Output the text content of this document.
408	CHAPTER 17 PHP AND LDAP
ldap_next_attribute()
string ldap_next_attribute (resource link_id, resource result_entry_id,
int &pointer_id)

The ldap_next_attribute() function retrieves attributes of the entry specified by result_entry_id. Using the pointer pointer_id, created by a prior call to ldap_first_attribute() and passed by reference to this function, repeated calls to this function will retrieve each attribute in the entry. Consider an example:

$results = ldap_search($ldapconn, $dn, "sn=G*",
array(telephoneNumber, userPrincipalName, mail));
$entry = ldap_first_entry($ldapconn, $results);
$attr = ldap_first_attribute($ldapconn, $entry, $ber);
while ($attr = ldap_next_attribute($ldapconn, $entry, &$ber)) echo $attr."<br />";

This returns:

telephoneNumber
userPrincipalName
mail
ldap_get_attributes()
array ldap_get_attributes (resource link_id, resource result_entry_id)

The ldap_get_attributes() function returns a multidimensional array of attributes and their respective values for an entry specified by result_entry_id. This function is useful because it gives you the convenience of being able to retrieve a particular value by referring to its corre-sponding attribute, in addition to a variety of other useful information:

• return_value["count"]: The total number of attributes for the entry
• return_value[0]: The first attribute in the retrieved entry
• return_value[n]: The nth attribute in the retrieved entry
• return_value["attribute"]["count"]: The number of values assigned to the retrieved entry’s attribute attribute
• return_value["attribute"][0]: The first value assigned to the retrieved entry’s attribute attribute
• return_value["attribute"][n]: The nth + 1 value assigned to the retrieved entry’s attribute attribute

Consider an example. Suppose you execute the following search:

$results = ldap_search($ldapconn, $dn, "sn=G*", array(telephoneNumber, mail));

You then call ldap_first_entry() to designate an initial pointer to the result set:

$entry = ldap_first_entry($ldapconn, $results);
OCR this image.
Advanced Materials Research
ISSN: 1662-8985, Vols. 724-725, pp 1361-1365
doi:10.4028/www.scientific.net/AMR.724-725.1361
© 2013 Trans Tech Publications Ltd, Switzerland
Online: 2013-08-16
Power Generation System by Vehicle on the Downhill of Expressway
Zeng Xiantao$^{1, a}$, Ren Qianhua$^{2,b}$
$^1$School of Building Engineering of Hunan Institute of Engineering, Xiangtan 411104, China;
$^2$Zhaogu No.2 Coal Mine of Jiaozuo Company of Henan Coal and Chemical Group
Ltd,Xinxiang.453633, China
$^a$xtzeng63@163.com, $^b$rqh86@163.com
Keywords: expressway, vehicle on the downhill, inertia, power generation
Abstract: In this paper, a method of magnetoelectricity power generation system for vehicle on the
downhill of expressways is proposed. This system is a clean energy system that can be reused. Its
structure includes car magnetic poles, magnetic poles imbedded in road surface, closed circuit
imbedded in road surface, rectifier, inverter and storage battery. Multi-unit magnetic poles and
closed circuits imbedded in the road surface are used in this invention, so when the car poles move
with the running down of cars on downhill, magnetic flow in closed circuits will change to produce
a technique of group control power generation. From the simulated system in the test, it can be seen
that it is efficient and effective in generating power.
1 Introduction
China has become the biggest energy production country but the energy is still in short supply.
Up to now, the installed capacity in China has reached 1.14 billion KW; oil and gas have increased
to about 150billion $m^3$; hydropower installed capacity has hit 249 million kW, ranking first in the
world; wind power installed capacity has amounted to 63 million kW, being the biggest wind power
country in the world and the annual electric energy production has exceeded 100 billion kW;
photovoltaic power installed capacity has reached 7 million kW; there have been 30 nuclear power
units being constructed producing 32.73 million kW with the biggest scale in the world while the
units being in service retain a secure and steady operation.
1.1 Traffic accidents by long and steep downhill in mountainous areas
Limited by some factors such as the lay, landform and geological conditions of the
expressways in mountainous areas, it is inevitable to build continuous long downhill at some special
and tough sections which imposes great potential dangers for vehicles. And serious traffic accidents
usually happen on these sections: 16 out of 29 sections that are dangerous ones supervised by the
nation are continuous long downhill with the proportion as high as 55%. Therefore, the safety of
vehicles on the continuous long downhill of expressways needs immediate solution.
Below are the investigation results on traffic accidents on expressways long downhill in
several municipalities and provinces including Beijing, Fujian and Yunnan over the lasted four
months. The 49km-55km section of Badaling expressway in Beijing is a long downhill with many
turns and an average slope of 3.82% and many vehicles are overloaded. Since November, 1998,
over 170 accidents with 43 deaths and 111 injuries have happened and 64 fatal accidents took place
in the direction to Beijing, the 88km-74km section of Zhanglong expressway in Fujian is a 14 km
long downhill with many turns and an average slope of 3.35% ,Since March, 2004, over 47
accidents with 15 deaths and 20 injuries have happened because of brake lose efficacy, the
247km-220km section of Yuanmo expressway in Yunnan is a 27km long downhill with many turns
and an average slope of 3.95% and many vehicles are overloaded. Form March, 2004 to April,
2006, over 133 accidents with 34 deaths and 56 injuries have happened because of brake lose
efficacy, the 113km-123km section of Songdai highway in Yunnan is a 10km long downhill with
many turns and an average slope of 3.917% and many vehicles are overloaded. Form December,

### WORK TO BE COMPLETED
Repeat each entry word for word.

### WRITTEN REPLY
Output the text content of this document.
408	CHAPTER 17 PHP AND LDAP
ldap_next_attribute()
string ldap_next_attribute (resource link_id, resource result_entry_id,
int &pointer_id)

The ldap_next_attribute() function retrieves attributes of the entry specified by result_entry_id. Using the pointer pointer_id, created by a prior call to ldap_first_attribute() and passed by reference to this function, repeated calls to this function will retrieve each attribute in the entry. Consider an example:

$results = ldap_search($ldapconn, $dn, "sn=G*",
array(telephoneNumber, userPrincipalName, mail));
$entry = ldap_first_entry($ldapconn, $results);
$attr = ldap_first_attribute($ldapconn, $entry, $ber);
while ($attr = ldap_next_attribute($ldapconn, $entry, &$ber)) echo $attr."<br />";

This returns:

telephoneNumber
userPrincipalName
mail
ldap_get_attributes()
array ldap_get_attributes (resource link_id, resource result_entry_id)

The ldap_get_attributes() function returns a multidimensional array of attributes and their respective values for an entry specified by result_entry_id. This function is useful because it gives you the convenience of being able to retrieve a particular value by referring to its corre-sponding attribute, in addition to a variety of other useful information:

• return_value["count"]: The total number of attributes for the entry
• return_value[0]: The first attribute in the retrieved entry
• return_value[n]: The nth attribute in the retrieved entry
• return_value["attribute"]["count"]: The number of values assigned to the retrieved entry’s attribute attribute
• return_value["attribute"][0]: The first value assigned to the retrieved entry’s attribute attribute
• return_value["attribute"][n]: The nth + 1 value assigned to the retrieved entry’s attribute attribute

Consider an example. Suppose you execute the following search:

$results = ldap_search($ldapconn, $dn, "sn=G*", array(telephoneNumber, mail));

You then call ldap_first_entry() to designate an initial pointer to the result set:

$entry = ldap_first_entry($ldapconn, $results);
OCR this image.
Advanced Materials Research
ISSN: 1662-8985, Vols. 724-725, pp 1361-1365
doi:10.4028/www.scientific.net/AMR.724-725.1361
© 2013 Trans Tech Publications Ltd, Switzerland
Online: 2013-08-16
Power Generation System by Vehicle on the Downhill of Expressway
Zeng Xiantao$^{1, a}$, Ren Qianhua$^{2,b}$
$^1$School of Building Engineering of Hunan Institute of Engineering, Xiangtan 411104, China;
$^2$Zhaogu No.2 Coal Mine of Jiaozuo Company of Henan Coal and Chemical Group
Ltd,Xinxiang.453633, China
$^a$xtzeng63@163.com, $^b$rqh86@163.com
Keywords: expressway, vehicle on the downhill, inertia, power generation
Abstract: In this paper, a method of magnetoelectricity power generation system for vehicle on the
downhill of expressways is proposed. This system is a clean energy system that can be reused. Its
structure includes car magnetic poles, magnetic poles imbedded in road surface, closed circuit
imbedded in road surface, rectifier, inverter and storage battery. Multi-unit magnetic poles and
closed circuits imbedded in the road surface are used in this invention, so when the car poles move
with the running down of cars on downhill, magnetic flow in closed circuits will change to produce
a technique of group control power generation. From the simulated system in the test, it can be seen
that it is efficient and effective in generating power.
1 Introduction
China has become the biggest energy production country but the energy is still in short supply.
Up to now, the installed capacity in China has reached 1.14 billion KW; oil and gas have increased
to about 150billion $m^3$; hydropower installed capacity has hit 249 million kW, ranking first in the
world; wind power installed capacity has amounted to 63 million kW, being the biggest wind power
country in the world and the annual electric energy production has exceeded 100 billion kW;
photovoltaic power installed capacity has reached 7 million kW; there have been 30 nuclear power
units being constructed producing 32.73 million kW with the biggest scale in the world while the
units being in service retain a secure and steady operation.
1.1 Traffic accidents by long and steep downhill in mountainous areas
Limited by some factors such as the lay, landform and geological conditions of the
expressways in mountainous areas, it is inevitable to build continuous long downhill at some special
and tough sections which imposes great potential dangers for vehicles. And serious traffic accidents
usually happen on these sections: 16 out of 29 sections that are dangerous ones supervised by the
nation are continuous long downhill with the proportion as high as 55%. Therefore, the safety of
vehicles on the continuous long downhill of expressways needs immediate solution.
Below are the investigation results on traffic accidents on expressways long downhill in
several municipalities and provinces including Beijing, Fujian and Yunnan over the lasted four
months. The 49km-55km section of Badaling expressway in Beijing is a long downhill with many
turns and an average slope of 3.82% and many vehicles are overloaded. Since November, 1998,
over 170 accidents with 43 deaths and 111 injuries have happened and 64 fatal accidents took place
in the direction to Beijing, the 88km-74km section of Zhanglong expressway in Fujian is a 14 km
long downhill with many turns and an average slope of 3.35% ,Since March, 2004, over 47
accidents with 15 deaths and 20 injuries have happened because of brake lose efficacy, the
247km-220km section of Yuanmo expressway in Yunnan is a 27km long downhill with many turns
and an average slope of 3.95% and many vehicles are overloaded. Form March, 2004 to April,
2006, over 133 accidents with 34 deaths and 56 injuries have happened because of brake lose
efficacy, the 113km-123km section of Songdai highway in Yunnan is a 10km long downhill with
many turns and an average slope of 3.917% and many vehicles are overloaded. Form December,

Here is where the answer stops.